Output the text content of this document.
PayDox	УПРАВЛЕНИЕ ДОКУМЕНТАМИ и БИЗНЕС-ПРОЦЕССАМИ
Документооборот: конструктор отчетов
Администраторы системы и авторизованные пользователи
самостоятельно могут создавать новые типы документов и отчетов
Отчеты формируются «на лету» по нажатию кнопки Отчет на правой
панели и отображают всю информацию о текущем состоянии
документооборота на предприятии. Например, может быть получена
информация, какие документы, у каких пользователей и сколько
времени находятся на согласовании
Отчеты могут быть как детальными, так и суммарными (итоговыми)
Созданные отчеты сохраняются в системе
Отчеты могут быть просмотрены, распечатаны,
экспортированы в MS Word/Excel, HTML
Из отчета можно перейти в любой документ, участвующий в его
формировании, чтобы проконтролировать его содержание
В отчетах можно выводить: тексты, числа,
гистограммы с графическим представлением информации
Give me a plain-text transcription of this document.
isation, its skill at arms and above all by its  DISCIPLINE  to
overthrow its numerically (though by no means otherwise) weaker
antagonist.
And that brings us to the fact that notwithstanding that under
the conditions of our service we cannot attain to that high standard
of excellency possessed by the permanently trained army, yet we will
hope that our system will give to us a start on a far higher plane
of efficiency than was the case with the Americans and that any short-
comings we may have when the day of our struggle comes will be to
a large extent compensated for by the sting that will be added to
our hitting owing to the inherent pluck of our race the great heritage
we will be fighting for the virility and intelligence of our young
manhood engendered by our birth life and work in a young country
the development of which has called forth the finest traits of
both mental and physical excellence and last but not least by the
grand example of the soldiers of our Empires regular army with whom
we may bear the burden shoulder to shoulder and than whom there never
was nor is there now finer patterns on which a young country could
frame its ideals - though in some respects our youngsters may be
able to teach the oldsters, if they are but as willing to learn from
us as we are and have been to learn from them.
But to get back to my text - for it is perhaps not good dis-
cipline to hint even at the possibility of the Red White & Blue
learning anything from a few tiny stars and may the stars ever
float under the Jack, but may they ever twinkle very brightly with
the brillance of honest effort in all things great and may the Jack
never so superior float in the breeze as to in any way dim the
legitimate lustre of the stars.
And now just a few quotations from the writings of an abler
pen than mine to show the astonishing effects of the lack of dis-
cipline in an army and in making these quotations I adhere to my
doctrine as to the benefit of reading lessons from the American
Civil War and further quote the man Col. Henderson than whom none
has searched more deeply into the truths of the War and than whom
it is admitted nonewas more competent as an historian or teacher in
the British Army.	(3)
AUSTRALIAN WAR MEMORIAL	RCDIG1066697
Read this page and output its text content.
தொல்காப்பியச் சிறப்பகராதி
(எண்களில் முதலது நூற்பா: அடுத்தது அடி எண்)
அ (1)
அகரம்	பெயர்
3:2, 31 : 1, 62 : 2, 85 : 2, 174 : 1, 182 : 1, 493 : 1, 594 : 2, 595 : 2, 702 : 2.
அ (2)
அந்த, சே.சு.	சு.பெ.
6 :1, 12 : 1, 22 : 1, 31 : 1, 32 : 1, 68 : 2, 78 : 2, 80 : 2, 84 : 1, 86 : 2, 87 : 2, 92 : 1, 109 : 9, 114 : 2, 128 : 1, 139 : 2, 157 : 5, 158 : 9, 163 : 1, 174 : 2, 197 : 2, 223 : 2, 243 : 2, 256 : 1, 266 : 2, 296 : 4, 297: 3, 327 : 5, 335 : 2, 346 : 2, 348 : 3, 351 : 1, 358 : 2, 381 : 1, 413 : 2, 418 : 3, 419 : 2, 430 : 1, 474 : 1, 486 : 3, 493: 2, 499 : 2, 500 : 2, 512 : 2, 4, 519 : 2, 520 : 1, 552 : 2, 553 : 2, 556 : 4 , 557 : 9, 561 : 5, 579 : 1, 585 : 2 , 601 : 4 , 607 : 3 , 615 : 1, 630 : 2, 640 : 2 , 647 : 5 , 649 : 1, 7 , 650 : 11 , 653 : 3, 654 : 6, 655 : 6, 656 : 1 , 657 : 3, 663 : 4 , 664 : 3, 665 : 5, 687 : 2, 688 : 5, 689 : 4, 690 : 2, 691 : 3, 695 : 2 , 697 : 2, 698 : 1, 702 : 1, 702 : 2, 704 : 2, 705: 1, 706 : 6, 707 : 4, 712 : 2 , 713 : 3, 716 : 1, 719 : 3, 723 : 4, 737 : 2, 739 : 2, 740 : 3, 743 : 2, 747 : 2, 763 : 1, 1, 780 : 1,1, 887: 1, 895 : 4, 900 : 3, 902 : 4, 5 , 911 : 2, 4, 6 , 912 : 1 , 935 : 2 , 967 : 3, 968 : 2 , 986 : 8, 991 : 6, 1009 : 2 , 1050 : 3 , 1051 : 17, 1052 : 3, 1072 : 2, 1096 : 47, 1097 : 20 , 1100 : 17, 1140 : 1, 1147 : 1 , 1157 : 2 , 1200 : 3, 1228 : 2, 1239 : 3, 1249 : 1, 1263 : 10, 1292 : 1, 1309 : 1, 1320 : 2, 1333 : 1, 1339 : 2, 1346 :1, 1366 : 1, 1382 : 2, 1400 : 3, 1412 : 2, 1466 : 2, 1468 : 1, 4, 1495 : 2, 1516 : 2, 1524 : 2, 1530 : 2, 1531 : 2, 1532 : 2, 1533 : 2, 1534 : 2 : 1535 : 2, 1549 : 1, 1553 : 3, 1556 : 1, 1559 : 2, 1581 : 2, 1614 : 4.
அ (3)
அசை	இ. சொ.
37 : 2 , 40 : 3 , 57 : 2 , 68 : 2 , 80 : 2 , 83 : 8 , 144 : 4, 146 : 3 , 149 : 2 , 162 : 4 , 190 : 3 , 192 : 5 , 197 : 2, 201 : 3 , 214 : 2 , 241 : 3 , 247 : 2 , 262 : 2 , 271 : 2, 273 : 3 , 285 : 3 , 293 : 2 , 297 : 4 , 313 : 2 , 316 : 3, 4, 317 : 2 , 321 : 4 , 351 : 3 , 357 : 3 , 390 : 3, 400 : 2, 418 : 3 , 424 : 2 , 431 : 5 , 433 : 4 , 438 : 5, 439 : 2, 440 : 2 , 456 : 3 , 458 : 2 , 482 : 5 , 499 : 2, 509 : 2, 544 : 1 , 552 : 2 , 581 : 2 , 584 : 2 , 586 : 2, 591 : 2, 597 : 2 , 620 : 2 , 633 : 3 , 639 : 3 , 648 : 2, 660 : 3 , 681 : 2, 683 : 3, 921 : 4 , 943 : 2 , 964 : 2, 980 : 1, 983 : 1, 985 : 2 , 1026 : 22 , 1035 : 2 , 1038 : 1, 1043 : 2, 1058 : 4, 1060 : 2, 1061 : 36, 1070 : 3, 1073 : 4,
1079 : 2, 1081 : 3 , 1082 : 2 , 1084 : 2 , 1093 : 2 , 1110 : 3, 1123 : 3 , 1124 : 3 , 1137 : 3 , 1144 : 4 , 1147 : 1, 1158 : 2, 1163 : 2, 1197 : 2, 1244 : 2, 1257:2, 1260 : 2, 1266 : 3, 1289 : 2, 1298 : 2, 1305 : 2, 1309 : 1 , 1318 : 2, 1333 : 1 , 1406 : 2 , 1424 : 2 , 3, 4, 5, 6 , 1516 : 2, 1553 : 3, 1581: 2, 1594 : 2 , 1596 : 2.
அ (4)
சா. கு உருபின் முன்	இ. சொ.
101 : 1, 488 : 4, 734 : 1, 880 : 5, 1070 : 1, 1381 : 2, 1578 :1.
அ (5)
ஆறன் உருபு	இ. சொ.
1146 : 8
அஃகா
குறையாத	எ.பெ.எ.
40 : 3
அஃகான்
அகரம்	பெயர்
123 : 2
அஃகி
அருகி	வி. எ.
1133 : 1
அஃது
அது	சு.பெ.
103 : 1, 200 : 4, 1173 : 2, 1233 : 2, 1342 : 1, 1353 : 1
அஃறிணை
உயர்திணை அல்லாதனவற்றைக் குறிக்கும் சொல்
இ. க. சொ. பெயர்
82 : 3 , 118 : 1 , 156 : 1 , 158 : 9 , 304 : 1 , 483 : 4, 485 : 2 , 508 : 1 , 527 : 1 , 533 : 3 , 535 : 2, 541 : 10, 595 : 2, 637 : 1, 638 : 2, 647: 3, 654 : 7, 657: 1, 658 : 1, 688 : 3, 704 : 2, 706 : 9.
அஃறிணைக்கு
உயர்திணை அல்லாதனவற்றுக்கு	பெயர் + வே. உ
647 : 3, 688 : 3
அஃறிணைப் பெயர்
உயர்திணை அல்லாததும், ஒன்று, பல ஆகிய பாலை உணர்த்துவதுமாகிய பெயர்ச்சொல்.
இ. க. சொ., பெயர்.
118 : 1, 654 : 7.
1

══════

PROBLEM REQUIREMENTS
Using the entries above, return each line in which the word "that" occurs.

RESPONSE TO THE TASK
And that brings us to the fact that notwithstanding that under
the conditions of our service we cannot attain to that high standard
hope that our system will give to us a start on a far higher plane
of efficiency than was the case with the Americans and that any short-
a large extent compensated for by the sting that will be added to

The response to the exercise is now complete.